[Extracted records]
┄┄┄┄┄┄┄┄┄┄┄┄┄┄┄┄┄┄┄┄

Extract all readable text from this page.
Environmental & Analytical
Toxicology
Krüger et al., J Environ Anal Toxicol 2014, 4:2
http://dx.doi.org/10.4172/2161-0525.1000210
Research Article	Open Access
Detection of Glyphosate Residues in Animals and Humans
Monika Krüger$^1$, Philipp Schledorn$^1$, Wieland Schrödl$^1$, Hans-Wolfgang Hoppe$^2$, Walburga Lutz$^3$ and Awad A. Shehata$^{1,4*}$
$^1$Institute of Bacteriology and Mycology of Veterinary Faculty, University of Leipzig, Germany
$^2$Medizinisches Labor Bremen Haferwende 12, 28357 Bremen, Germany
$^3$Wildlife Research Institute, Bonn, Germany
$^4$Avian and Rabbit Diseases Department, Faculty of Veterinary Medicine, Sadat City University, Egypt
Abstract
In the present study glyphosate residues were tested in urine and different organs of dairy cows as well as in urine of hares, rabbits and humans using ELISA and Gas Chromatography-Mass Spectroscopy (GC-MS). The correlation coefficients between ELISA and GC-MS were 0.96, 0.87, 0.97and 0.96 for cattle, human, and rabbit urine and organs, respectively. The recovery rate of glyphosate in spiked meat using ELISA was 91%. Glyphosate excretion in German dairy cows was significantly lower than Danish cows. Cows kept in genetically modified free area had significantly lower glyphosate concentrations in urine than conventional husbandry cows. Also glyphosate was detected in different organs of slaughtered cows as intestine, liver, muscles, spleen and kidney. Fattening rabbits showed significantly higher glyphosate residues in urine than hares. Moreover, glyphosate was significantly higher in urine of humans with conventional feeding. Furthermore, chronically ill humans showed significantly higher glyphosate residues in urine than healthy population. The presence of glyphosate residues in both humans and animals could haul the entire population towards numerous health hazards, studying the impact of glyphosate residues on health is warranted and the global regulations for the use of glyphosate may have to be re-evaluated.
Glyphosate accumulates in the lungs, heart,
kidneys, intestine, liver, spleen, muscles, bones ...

┄┄┄┄┄┄┄┄┄┄┄┄┄┄┄┄┄┄┄┄

EXERCISE REQUIREMENTS.
Output every line above without altering anything.

RESPONSE.
Extract all readable text from this page.
Environmental & Analytical
Toxicology
Krüger et al., J Environ Anal Toxicol 2014, 4:2
http://dx.doi.org/10.4172/2161-0525.1000210
Research Article	Open Access
Detection of Glyphosate Residues in Animals and Humans
Monika Krüger$^1$, Philipp Schledorn$^1$, Wieland Schrödl$^1$, Hans-Wolfgang Hoppe$^2$, Walburga Lutz$^3$ and Awad A. Shehata$^{1,4*}$
$^1$Institute of Bacteriology and Mycology of Veterinary Faculty, University of Leipzig, Germany
$^2$Medizinisches Labor Bremen Haferwende 12, 28357 Bremen, Germany
$^3$Wildlife Research Institute, Bonn, Germany
$^4$Avian and Rabbit Diseases Department, Faculty of Veterinary Medicine, Sadat City University, Egypt
Abstract
In the present study glyphosate residues were tested in urine and different organs of dairy cows as well as in urine of hares, rabbits and humans using ELISA and Gas Chromatography-Mass Spectroscopy (GC-MS). The correlation coefficients between ELISA and GC-MS were 0.96, 0.87, 0.97and 0.96 for cattle, human, and rabbit urine and organs, respectively. The recovery rate of glyphosate in spiked meat using ELISA was 91%. Glyphosate excretion in German dairy cows was significantly lower than Danish cows. Cows kept in genetically modified free area had significantly lower glyphosate concentrations in urine than conventional husbandry cows. Also glyphosate was detected in different organs of slaughtered cows as intestine, liver, muscles, spleen and kidney. Fattening rabbits showed significantly higher glyphosate residues in urine than hares. Moreover, glyphosate was significantly higher in urine of humans with conventional feeding. Furthermore, chronically ill humans showed significantly higher glyphosate residues in urine than healthy population. The presence of glyphosate residues in both humans and animals could haul the entire population towards numerous health hazards, studying the impact of glyphosate residues on health is warranted and the global regulations for the use of glyphosate may have to be re-evaluated.
Glyphosate accumulates in the lungs, heart,
kidneys, intestine, liver, spleen, muscles, bones ...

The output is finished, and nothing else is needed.